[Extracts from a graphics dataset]
- - -
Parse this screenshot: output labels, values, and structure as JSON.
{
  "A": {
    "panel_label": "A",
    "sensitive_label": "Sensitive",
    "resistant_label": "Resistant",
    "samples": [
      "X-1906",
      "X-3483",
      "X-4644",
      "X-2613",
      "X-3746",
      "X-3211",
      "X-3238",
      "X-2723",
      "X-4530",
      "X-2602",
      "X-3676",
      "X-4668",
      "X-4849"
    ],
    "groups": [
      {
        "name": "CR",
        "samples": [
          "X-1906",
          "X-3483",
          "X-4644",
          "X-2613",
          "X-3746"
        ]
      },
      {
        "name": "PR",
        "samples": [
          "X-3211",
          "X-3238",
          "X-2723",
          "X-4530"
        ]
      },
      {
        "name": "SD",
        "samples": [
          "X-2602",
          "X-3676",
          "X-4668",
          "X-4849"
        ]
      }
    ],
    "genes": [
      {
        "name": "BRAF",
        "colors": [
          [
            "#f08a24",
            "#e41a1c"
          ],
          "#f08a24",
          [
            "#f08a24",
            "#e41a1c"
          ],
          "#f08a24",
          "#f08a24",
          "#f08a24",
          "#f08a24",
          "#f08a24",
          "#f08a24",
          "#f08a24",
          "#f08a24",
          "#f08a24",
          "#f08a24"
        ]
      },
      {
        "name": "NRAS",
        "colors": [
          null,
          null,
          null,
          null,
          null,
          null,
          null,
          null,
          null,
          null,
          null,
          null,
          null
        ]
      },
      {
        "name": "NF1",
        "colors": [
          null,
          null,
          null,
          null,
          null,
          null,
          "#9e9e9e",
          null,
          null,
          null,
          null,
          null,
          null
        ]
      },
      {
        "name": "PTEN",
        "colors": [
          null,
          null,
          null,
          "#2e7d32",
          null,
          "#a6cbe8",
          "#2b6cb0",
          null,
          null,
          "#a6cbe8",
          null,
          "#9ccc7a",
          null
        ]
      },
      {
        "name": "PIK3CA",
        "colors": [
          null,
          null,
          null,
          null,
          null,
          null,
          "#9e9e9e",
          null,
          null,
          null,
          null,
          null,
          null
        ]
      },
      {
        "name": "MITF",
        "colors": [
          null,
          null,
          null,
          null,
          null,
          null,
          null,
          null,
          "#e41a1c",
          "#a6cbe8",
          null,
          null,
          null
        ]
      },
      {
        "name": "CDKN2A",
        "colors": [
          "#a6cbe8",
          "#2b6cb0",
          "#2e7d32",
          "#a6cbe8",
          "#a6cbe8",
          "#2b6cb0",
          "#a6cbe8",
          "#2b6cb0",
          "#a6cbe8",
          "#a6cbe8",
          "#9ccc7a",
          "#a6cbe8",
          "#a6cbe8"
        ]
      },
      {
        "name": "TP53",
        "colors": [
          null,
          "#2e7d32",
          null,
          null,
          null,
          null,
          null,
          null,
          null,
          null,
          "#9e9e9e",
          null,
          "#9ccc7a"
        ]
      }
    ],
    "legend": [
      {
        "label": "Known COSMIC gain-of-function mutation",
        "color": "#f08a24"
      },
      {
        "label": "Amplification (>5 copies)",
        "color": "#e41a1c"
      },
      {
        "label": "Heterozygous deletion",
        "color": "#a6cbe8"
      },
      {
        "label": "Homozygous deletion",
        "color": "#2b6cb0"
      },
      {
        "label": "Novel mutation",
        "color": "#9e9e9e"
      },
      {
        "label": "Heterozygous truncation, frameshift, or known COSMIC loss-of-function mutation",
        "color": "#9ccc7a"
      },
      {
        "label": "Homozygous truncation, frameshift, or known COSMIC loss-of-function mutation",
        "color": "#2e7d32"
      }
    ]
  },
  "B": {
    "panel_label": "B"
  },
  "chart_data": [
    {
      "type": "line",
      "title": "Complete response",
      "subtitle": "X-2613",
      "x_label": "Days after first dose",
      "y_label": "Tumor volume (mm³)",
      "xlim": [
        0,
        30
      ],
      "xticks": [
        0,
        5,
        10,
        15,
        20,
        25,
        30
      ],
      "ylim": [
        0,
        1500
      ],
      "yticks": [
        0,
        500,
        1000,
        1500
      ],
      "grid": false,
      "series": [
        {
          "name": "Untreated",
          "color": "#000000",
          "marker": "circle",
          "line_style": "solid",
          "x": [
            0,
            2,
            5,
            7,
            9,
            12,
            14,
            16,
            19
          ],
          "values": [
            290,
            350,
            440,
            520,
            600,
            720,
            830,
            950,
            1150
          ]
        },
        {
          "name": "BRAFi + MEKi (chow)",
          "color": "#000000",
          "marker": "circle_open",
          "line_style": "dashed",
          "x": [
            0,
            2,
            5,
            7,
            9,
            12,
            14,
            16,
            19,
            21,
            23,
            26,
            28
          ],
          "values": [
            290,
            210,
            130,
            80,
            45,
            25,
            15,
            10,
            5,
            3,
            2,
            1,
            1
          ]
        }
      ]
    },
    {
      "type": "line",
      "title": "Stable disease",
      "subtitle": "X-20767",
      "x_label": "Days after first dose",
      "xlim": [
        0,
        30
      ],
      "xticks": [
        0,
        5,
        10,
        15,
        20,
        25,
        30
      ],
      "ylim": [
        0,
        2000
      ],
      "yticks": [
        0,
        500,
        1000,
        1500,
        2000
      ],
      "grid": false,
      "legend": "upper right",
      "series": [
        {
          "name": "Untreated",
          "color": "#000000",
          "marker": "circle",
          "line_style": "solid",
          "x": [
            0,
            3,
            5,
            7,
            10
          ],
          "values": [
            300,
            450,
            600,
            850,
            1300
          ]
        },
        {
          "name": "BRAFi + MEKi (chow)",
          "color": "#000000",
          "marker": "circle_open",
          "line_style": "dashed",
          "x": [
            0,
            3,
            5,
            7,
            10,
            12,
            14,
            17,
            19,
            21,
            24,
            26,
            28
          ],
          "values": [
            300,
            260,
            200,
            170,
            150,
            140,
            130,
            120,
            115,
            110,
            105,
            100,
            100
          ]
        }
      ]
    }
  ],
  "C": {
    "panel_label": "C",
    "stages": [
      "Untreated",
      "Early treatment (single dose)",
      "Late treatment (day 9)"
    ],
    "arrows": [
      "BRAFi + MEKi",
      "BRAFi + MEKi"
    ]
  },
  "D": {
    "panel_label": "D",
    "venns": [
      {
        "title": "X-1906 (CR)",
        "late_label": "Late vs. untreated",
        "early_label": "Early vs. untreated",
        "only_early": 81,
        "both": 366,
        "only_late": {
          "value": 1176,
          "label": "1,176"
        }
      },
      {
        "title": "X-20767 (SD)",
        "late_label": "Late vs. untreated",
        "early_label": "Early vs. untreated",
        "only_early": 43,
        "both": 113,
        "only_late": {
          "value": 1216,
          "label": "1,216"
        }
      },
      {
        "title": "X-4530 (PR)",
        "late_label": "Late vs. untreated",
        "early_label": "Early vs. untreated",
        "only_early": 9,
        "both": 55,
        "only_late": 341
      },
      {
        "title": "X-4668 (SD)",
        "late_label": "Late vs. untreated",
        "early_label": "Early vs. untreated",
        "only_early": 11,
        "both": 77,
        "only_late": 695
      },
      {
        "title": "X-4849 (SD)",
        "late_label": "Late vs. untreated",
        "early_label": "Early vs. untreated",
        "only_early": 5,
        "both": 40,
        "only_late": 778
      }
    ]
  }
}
- - -
What you are asked to do: Check each line of the records for the word "both" and extract those that contain it.

Answer to the exercise:
        "both": 366,
        "both": 113,
        "both": 55,
        "both": 77,
        "both": 40,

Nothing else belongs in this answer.